— Start RAW RECORDS —

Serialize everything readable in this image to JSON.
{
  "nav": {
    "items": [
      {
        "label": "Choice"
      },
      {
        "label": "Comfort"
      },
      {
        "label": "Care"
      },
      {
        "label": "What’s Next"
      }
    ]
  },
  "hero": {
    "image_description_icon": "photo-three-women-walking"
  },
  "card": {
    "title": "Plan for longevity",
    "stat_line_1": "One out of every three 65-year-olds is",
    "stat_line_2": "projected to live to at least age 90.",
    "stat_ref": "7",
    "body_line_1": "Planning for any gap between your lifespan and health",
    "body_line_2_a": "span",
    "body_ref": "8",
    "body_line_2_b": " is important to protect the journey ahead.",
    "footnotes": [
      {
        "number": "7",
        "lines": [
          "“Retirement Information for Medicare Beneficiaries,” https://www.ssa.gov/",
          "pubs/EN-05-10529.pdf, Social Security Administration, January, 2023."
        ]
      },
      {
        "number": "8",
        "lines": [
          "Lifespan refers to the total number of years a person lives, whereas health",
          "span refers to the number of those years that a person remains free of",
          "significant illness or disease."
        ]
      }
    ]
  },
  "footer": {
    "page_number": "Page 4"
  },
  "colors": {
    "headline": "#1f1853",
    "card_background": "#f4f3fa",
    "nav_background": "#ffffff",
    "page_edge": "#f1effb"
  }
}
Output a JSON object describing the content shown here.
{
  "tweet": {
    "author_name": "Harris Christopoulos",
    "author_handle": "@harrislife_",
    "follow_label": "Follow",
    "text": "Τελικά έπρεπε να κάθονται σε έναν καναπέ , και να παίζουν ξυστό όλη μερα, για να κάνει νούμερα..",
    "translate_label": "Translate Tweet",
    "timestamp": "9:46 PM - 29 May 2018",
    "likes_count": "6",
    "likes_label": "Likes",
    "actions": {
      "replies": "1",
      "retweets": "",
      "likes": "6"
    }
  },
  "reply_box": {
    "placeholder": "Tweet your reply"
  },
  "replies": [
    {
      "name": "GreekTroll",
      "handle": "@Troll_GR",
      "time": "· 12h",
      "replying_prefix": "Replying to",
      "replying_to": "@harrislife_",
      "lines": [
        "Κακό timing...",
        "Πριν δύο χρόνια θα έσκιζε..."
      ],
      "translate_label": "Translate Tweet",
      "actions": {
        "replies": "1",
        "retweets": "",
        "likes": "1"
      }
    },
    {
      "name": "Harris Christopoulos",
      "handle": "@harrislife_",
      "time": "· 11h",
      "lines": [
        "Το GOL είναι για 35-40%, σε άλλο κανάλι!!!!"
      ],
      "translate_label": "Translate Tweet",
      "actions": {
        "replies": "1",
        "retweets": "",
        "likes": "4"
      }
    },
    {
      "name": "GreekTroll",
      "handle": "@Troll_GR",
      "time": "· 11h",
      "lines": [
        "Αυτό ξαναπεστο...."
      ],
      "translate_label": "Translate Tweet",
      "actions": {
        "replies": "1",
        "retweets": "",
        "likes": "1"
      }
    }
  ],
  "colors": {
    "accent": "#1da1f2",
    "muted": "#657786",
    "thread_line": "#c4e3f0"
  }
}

— End RAW RECORDS —

Repeat the material above in full, quoting it exactly.

ANSWER FOR THIS EXERCISE
Serialize everything readable in this image to JSON.
{
  "nav": {
    "items": [
      {
        "label": "Choice"
      },
      {
        "label": "Comfort"
      },
      {
        "label": "Care"
      },
      {
        "label": "What’s Next"
      }
    ]
  },
  "hero": {
    "image_description_icon": "photo-three-women-walking"
  },
  "card": {
    "title": "Plan for longevity",
    "stat_line_1": "One out of every three 65-year-olds is",
    "stat_line_2": "projected to live to at least age 90.",
    "stat_ref": "7",
    "body_line_1": "Planning for any gap between your lifespan and health",
    "body_line_2_a": "span",
    "body_ref": "8",
    "body_line_2_b": " is important to protect the journey ahead.",
    "footnotes": [
      {
        "number": "7",
        "lines": [
          "“Retirement Information for Medicare Beneficiaries,” https://www.ssa.gov/",
          "pubs/EN-05-10529.pdf, Social Security Administration, January, 2023."
        ]
      },
      {
        "number": "8",
        "lines": [
          "Lifespan refers to the total number of years a person lives, whereas health",
          "span refers to the number of those years that a person remains free of",
          "significant illness or disease."
        ]
      }
    ]
  },
  "footer": {
    "page_number": "Page 4"
  },
  "colors": {
    "headline": "#1f1853",
    "card_background": "#f4f3fa",
    "nav_background": "#ffffff",
    "page_edge": "#f1effb"
  }
}
Output a JSON object describing the content shown here.
{
  "tweet": {
    "author_name": "Harris Christopoulos",
    "author_handle": "@harrislife_",
    "follow_label": "Follow",
    "text": "Τελικά έπρεπε να κάθονται σε έναν καναπέ , και να παίζουν ξυστό όλη μερα, για να κάνει νούμερα..",
    "translate_label": "Translate Tweet",
    "timestamp": "9:46 PM - 29 May 2018",
    "likes_count": "6",
    "likes_label": "Likes",
    "actions": {
      "replies": "1",
      "retweets": "",
      "likes": "6"
    }
  },
  "reply_box": {
    "placeholder": "Tweet your reply"
  },
  "replies": [
    {
      "name": "GreekTroll",
      "handle": "@Troll_GR",
      "time": "· 12h",
      "replying_prefix": "Replying to",
      "replying_to": "@harrislife_",
      "lines": [
        "Κακό timing...",
        "Πριν δύο χρόνια θα έσκιζε..."
      ],
      "translate_label": "Translate Tweet",
      "actions": {
        "replies": "1",
        "retweets": "",
        "likes": "1"
      }
    },
    {
      "name": "Harris Christopoulos",
      "handle": "@harrislife_",
      "time": "· 11h",
      "lines": [
        "Το GOL είναι για 35-40%, σε άλλο κανάλι!!!!"
      ],
      "translate_label": "Translate Tweet",
      "actions": {
        "replies": "1",
        "retweets": "",
        "likes": "4"
      }
    },
    {
      "name": "GreekTroll",
      "handle": "@Troll_GR",
      "time": "· 11h",
      "lines": [
        "Αυτό ξαναπεστο...."
      ],
      "translate_label": "Translate Tweet",
      "actions": {
        "replies": "1",
        "retweets": "",
        "likes": "1"
      }
    }
  ],
  "colors": {
    "accent": "#1da1f2",
    "muted": "#657786",
    "thread_line": "#c4e3f0"
  }
}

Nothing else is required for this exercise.